* Instructions for the task
The data below needs to be returned exactly, line for line.

* Data records
================================
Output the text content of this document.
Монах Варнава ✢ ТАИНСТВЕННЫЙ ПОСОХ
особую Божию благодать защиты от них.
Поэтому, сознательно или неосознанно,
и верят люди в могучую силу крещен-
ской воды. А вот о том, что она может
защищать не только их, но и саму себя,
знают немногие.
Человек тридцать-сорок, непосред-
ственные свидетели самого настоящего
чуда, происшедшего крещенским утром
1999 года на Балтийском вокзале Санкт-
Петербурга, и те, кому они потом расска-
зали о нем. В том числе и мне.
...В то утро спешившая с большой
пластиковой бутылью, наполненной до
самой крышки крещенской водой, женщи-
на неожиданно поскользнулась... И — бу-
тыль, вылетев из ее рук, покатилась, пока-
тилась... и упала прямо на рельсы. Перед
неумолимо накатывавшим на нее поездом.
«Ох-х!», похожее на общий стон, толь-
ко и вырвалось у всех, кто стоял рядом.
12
================================
* Exercise output
Output the text content of this document.
Монах Варнава ✢ ТАИНСТВЕННЫЙ ПОСОХ
особую Божию благодать защиты от них.
Поэтому, сознательно или неосознанно,
и верят люди в могучую силу крещен-
ской воды. А вот о том, что она может
защищать не только их, но и саму себя,
знают немногие.
Человек тридцать-сорок, непосред-
ственные свидетели самого настоящего
чуда, происшедшего крещенским утром
1999 года на Балтийском вокзале Санкт-
Петербурга, и те, кому они потом расска-
зали о нем. В том числе и мне.
...В то утро спешившая с большой
пластиковой бутылью, наполненной до
самой крышки крещенской водой, женщи-
на неожиданно поскользнулась... И — бу-
тыль, вылетев из ее рук, покатилась, пока-
тилась... и упала прямо на рельсы. Перед
неумолимо накатывавшим на нее поездом.
«Ох-х!», похожее на общий стон, толь-
ко и вырвалось у всех, кто стоял рядом.
12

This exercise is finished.